▸ Data shown
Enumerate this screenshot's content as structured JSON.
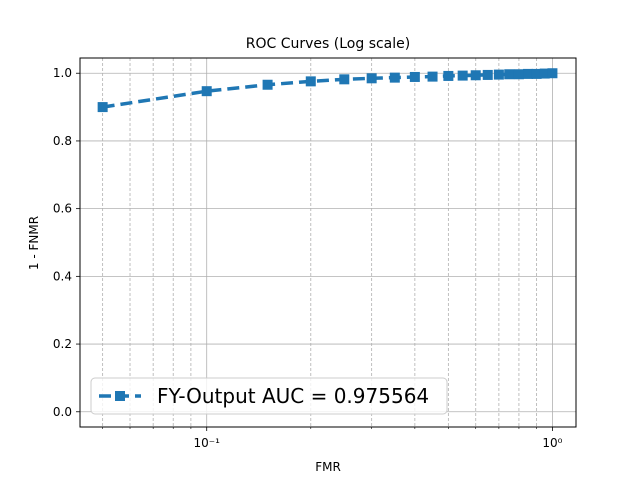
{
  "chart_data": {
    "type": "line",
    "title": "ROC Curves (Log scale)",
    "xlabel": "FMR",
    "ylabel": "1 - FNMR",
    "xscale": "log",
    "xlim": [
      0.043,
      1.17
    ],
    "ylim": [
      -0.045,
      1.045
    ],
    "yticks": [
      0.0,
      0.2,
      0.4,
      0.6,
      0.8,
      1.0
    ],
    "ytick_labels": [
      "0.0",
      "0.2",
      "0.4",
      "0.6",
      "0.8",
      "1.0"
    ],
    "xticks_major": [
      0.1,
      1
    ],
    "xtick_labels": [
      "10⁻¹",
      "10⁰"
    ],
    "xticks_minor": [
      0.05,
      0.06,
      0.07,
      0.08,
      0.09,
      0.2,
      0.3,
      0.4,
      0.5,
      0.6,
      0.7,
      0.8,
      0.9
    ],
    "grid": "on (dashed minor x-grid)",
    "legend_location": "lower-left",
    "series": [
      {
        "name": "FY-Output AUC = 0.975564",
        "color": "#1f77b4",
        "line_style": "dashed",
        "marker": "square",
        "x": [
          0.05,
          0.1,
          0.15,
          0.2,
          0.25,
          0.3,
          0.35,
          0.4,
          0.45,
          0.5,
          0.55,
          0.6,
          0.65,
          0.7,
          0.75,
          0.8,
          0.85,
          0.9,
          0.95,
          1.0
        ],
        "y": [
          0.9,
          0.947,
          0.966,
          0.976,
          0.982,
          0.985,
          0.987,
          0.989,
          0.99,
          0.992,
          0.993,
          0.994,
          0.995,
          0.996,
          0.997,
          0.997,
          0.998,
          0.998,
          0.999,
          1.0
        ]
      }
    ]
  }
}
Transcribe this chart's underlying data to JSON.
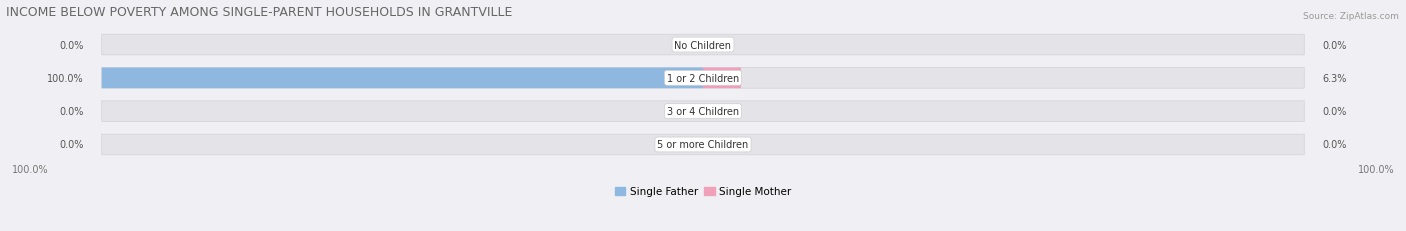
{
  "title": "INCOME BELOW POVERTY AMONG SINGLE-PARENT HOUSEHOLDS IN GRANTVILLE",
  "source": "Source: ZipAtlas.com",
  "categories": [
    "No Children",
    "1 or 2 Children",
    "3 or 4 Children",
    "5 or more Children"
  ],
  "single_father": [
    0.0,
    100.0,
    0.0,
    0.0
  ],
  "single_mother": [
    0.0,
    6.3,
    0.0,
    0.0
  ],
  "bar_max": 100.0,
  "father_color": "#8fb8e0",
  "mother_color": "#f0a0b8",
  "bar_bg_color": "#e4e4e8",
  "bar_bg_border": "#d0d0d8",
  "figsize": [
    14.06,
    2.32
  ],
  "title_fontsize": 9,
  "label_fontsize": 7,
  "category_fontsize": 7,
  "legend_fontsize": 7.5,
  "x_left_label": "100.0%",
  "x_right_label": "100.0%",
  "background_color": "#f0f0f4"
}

▸ Exercise instructions
Make an exact reproduction of the listing above, without any pictures.

▸ Task response
Enumerate this screenshot's content as structured JSON.
{
  "chart_data": {
    "type": "line",
    "title": "ROC Curves (Log scale)",
    "xlabel": "FMR",
    "ylabel": "1 - FNMR",
    "xscale": "log",
    "xlim": [
      0.043,
      1.17
    ],
    "ylim": [
      -0.045,
      1.045
    ],
    "yticks": [
      0.0,
      0.2,
      0.4,
      0.6,
      0.8,
      1.0
    ],
    "ytick_labels": [
      "0.0",
      "0.2",
      "0.4",
      "0.6",
      "0.8",
      "1.0"
    ],
    "xticks_major": [
      0.1,
      1
    ],
    "xtick_labels": [
      "10⁻¹",
      "10⁰"
    ],
    "xticks_minor": [
      0.05,
      0.06,
      0.07,
      0.08,
      0.09,
      0.2,
      0.3,
      0.4,
      0.5,
      0.6,
      0.7,
      0.8,
      0.9
    ],
    "grid": "on (dashed minor x-grid)",
    "legend_location": "lower-left",
    "series": [
      {
        "name": "FY-Output AUC = 0.975564",
        "color": "#1f77b4",
        "line_style": "dashed",
        "marker": "square",
        "x": [
          0.05,
          0.1,
          0.15,
          0.2,
          0.25,
          0.3,
          0.35,
          0.4,
          0.45,
          0.5,
          0.55,
          0.6,
          0.65,
          0.7,
          0.75,
          0.8,
          0.85,
          0.9,
          0.95,
          1.0
        ],
        "y": [
          0.9,
          0.947,
          0.966,
          0.976,
          0.982,
          0.985,
          0.987,
          0.989,
          0.99,
          0.992,
          0.993,
          0.994,
          0.995,
          0.996,
          0.997,
          0.997,
          0.998,
          0.998,
          0.999,
          1.0
        ]
      }
    ]
  }
}
Transcribe this chart's underlying data to JSON.
{
  "title": "INCOME BELOW POVERTY AMONG SINGLE-PARENT HOUSEHOLDS IN GRANTVILLE",
  "source": "Source: ZipAtlas.com",
  "categories": [
    "No Children",
    "1 or 2 Children",
    "3 or 4 Children",
    "5 or more Children"
  ],
  "single_father": [
    0.0,
    100.0,
    0.0,
    0.0
  ],
  "single_mother": [
    0.0,
    6.3,
    0.0,
    0.0
  ],
  "bar_max": 100.0,
  "father_color": "#8fb8e0",
  "mother_color": "#f0a0b8",
  "bar_bg_color": "#e4e4e8",
  "bar_bg_border": "#d0d0d8",
  "figsize": [
    14.06,
    2.32
  ],
  "title_fontsize": 9,
  "label_fontsize": 7,
  "category_fontsize": 7,
  "legend_fontsize": 7.5,
  "x_left_label": "100.0%",
  "x_right_label": "100.0%",
  "background_color": "#f0f0f4"
}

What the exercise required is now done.